(Dataset items)
******************************
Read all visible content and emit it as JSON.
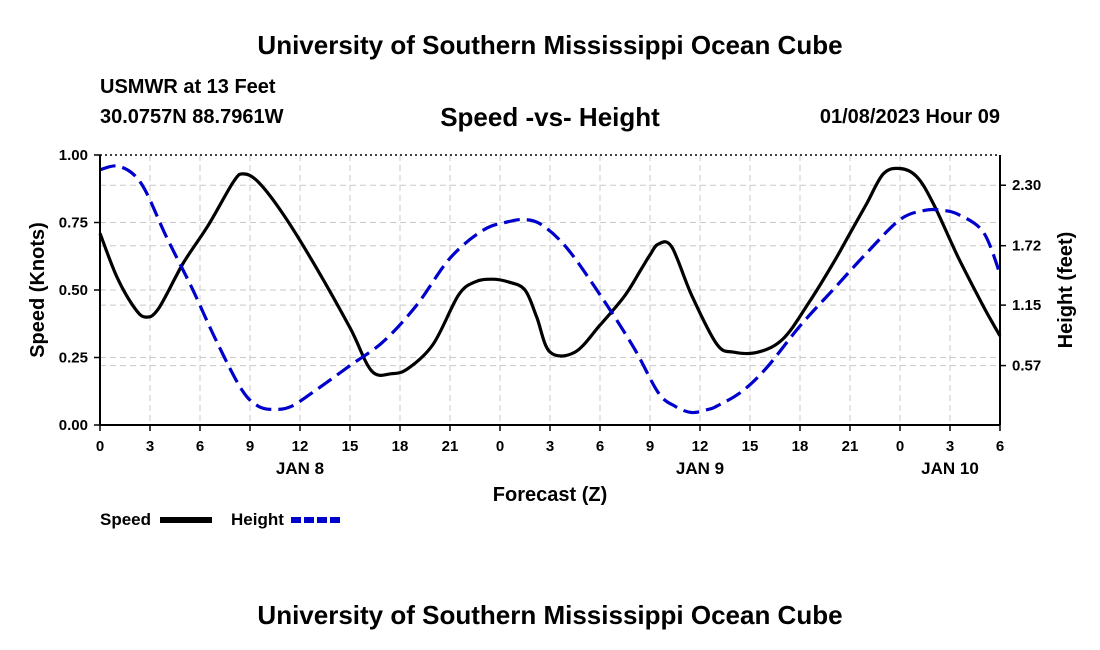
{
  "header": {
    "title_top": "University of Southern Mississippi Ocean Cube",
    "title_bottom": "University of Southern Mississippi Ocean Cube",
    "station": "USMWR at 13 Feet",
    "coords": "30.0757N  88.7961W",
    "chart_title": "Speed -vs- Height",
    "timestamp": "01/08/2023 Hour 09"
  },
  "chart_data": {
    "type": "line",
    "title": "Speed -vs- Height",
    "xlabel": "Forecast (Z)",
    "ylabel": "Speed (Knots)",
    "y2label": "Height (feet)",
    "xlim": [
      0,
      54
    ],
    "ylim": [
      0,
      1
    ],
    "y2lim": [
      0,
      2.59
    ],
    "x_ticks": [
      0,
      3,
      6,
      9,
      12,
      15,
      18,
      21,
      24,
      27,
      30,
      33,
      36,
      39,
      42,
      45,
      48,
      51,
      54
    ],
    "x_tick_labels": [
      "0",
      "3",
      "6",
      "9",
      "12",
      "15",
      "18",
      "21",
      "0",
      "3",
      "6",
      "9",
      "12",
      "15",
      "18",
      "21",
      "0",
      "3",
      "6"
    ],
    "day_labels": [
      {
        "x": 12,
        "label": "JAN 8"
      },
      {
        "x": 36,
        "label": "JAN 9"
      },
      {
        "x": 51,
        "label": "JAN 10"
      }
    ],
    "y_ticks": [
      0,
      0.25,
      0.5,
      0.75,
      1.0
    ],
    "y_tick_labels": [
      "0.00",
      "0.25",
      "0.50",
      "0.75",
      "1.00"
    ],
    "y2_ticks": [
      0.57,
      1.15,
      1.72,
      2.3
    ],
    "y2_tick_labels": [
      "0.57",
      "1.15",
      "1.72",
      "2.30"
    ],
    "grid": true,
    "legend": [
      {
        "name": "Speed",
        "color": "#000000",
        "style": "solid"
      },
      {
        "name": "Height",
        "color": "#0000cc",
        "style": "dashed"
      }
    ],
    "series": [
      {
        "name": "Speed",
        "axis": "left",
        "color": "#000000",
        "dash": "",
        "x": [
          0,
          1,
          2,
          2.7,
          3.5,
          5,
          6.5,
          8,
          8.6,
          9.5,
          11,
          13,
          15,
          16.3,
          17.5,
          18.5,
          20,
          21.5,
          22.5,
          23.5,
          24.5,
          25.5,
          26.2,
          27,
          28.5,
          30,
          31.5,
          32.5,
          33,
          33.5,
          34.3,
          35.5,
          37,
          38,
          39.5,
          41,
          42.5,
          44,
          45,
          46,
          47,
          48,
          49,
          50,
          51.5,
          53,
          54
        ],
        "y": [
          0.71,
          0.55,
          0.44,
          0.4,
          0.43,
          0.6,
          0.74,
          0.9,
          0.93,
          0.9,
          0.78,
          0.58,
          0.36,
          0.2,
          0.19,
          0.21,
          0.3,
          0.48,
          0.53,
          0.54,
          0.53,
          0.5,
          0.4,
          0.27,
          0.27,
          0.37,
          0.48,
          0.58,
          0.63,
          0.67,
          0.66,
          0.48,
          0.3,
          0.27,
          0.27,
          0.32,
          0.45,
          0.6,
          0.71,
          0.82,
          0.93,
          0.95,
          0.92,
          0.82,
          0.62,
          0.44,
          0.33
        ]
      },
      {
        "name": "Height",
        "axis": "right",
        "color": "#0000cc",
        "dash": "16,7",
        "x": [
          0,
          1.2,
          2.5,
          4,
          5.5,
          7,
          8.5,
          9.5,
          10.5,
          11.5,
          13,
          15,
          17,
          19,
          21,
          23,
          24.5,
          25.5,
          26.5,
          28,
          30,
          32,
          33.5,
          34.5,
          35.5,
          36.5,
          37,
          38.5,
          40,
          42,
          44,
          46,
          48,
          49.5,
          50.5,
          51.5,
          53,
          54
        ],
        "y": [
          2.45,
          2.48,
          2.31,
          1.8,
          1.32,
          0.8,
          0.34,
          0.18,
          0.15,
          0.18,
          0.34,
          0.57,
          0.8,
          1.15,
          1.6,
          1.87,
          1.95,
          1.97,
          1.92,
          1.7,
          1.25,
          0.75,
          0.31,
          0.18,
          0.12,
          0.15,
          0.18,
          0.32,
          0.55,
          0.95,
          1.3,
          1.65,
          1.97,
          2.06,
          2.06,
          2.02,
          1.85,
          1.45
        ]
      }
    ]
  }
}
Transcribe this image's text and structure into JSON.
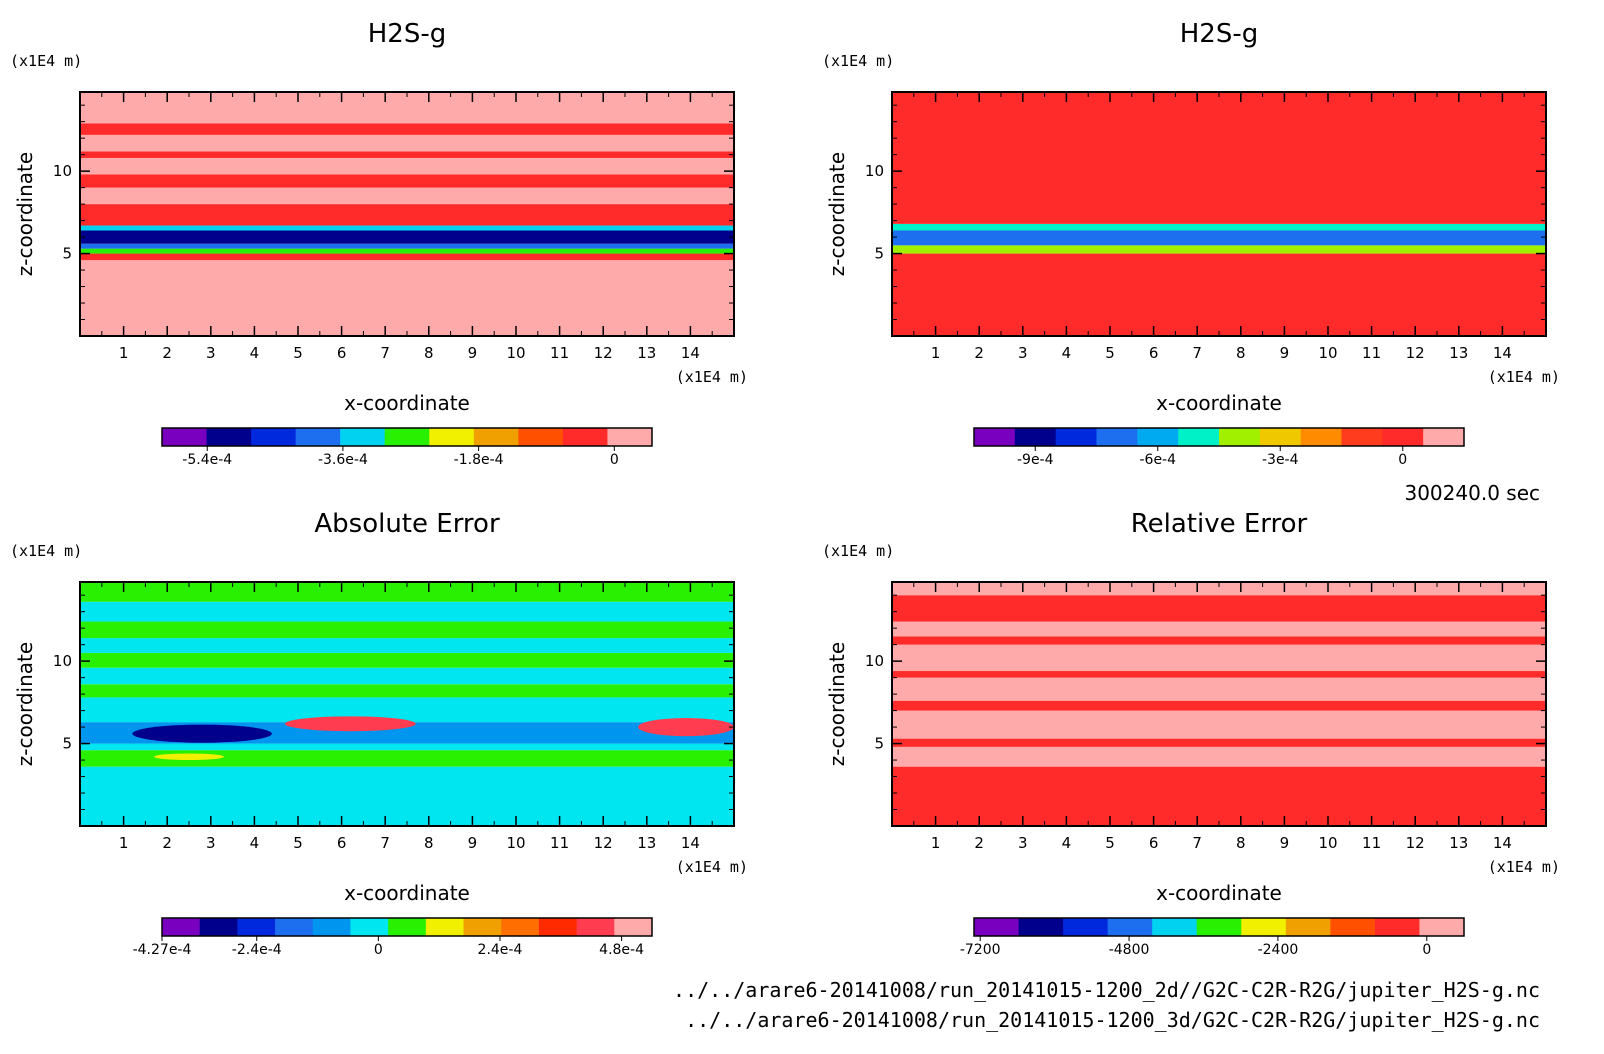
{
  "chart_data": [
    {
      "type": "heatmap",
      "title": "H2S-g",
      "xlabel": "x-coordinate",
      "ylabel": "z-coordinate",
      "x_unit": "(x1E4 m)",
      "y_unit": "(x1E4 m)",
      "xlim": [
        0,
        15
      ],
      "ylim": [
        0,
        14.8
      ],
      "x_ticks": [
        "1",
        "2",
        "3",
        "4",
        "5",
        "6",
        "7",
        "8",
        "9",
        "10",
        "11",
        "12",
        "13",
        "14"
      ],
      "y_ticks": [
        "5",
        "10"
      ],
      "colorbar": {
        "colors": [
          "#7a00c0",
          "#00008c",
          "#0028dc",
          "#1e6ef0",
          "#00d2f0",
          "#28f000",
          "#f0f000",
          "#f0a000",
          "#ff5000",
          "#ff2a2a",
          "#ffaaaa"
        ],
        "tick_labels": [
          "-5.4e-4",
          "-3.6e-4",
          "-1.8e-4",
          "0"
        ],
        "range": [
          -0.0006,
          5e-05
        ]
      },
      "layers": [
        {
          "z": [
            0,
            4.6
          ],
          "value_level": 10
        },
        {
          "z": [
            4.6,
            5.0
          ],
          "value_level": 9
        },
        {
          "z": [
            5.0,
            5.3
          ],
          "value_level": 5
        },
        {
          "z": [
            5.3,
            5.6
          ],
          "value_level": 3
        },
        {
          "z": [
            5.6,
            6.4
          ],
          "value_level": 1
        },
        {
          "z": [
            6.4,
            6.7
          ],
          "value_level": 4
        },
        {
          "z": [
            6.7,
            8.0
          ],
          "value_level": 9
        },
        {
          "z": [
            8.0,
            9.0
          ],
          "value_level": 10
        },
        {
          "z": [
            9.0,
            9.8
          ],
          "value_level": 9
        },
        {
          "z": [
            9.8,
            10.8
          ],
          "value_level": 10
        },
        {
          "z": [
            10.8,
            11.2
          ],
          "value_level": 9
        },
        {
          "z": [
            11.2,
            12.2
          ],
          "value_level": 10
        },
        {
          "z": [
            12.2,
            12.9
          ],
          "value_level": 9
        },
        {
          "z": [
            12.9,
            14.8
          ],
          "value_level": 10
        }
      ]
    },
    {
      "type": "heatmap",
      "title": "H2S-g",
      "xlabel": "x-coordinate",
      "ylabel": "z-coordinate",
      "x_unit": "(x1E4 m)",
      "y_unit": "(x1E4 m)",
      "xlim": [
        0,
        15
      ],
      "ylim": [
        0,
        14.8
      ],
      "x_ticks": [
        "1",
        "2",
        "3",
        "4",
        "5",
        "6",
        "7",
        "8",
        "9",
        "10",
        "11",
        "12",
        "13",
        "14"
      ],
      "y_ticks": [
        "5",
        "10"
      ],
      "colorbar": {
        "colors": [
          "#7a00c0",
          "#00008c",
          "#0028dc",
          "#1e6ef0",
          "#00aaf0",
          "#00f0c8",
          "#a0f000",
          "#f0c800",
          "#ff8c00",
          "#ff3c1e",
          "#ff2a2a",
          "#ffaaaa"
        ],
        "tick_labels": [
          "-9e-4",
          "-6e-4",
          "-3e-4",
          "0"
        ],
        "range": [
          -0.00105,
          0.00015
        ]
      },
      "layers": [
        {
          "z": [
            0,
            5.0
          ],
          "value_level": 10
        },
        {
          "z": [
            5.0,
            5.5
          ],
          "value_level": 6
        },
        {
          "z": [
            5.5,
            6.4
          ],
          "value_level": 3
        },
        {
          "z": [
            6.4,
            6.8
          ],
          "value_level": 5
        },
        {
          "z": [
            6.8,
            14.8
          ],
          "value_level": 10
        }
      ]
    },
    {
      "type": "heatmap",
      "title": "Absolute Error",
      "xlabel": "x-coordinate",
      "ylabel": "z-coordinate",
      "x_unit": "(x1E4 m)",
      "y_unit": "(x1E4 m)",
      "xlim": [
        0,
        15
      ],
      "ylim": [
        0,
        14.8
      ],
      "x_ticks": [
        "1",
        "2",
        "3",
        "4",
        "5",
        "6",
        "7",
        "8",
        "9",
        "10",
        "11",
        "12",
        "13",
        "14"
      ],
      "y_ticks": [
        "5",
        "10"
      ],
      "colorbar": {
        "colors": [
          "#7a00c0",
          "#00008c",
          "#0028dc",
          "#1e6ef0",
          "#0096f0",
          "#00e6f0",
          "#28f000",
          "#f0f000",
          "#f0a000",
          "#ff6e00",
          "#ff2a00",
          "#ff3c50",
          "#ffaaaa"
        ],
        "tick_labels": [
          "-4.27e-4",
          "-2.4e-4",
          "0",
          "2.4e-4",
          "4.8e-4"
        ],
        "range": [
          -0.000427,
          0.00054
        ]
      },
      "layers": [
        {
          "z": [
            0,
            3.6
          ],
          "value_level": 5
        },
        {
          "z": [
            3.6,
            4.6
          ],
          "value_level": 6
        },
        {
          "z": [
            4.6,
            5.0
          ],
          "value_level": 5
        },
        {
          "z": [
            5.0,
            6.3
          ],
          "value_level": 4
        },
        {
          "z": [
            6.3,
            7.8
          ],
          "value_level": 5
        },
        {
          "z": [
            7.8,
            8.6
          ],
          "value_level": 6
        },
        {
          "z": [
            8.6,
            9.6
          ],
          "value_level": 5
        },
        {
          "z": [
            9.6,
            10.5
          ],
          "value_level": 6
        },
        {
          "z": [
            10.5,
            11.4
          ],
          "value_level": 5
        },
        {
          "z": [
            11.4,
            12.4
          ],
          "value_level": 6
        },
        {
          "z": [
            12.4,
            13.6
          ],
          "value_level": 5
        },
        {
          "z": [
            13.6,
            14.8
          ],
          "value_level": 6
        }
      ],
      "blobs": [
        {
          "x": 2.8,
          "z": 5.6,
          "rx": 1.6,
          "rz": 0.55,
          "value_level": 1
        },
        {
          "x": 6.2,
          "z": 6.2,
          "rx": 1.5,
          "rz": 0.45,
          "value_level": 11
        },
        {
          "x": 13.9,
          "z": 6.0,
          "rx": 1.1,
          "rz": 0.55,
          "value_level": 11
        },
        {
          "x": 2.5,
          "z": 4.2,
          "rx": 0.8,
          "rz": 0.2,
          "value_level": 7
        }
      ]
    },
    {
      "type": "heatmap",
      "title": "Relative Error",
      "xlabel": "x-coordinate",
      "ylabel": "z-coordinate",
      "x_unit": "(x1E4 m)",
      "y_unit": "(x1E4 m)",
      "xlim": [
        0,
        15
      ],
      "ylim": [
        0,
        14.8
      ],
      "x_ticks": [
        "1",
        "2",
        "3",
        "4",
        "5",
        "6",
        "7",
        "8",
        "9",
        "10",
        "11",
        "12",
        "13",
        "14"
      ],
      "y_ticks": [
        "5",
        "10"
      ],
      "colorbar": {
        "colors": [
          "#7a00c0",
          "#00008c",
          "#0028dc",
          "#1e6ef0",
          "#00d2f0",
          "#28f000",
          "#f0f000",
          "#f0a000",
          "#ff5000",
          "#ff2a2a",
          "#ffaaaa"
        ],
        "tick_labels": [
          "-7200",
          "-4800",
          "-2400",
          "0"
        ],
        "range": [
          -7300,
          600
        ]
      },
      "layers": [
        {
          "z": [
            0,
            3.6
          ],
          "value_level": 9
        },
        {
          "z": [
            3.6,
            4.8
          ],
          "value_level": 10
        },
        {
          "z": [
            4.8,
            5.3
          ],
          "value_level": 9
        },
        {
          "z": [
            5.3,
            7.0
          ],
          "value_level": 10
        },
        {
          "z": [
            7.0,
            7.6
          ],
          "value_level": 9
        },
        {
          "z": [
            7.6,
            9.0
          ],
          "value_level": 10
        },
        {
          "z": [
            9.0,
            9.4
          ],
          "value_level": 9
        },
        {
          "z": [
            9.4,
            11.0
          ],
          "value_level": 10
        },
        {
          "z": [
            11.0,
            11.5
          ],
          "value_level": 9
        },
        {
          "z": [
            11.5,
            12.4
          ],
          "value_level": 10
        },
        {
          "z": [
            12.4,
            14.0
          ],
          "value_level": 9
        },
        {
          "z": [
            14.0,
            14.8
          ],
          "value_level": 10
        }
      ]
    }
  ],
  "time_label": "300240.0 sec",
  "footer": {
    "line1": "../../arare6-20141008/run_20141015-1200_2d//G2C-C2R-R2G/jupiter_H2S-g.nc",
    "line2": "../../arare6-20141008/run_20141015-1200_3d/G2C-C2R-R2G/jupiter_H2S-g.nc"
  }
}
******************************
WRITTEN PROBLEM: Gather each line of the listing that holds the string "Ocean".

FINISHED TASK:
    "title_top": "University of Southern Mississippi Ocean Cube",
    "title_bottom": "University of Southern Mississippi Ocean Cube",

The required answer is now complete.